__Request__
Copy each entry as it stands, leaving nothing out.

__Material provided__
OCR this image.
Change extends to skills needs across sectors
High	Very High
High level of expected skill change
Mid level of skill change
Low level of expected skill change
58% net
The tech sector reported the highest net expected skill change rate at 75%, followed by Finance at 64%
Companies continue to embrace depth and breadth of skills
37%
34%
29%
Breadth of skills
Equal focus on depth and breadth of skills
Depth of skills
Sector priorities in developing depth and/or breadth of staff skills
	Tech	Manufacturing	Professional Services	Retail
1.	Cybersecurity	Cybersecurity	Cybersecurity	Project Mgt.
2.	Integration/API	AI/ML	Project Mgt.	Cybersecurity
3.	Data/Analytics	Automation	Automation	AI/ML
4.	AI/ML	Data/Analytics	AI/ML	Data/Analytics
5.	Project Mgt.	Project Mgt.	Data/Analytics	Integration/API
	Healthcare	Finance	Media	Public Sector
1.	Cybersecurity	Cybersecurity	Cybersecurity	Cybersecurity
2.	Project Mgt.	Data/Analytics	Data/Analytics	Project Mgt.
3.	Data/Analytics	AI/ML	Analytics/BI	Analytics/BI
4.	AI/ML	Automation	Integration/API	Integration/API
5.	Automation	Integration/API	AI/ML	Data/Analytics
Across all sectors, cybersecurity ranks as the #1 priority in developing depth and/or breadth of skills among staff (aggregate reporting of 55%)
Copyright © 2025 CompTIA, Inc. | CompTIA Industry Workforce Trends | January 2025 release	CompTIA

__Answer to this exercise__
OCR this image.
Change extends to skills needs across sectors
High	Very High
High level of expected skill change
Mid level of skill change
Low level of expected skill change
58% net
The tech sector reported the highest net expected skill change rate at 75%, followed by Finance at 64%
Companies continue to embrace depth and breadth of skills
37%
34%
29%
Breadth of skills
Equal focus on depth and breadth of skills
Depth of skills
Sector priorities in developing depth and/or breadth of staff skills
	Tech	Manufacturing	Professional Services	Retail
1.	Cybersecurity	Cybersecurity	Cybersecurity	Project Mgt.
2.	Integration/API	AI/ML	Project Mgt.	Cybersecurity
3.	Data/Analytics	Automation	Automation	AI/ML
4.	AI/ML	Data/Analytics	AI/ML	Data/Analytics
5.	Project Mgt.	Project Mgt.	Data/Analytics	Integration/API
	Healthcare	Finance	Media	Public Sector
1.	Cybersecurity	Cybersecurity	Cybersecurity	Cybersecurity
2.	Project Mgt.	Data/Analytics	Data/Analytics	Project Mgt.
3.	Data/Analytics	AI/ML	Analytics/BI	Analytics/BI
4.	AI/ML	Automation	Integration/API	Integration/API
5.	Automation	Integration/API	AI/ML	Data/Analytics
Across all sectors, cybersecurity ranks as the #1 priority in developing depth and/or breadth of skills among staff (aggregate reporting of 55%)
Copyright © 2025 CompTIA, Inc. | CompTIA Industry Workforce Trends | January 2025 release	CompTIA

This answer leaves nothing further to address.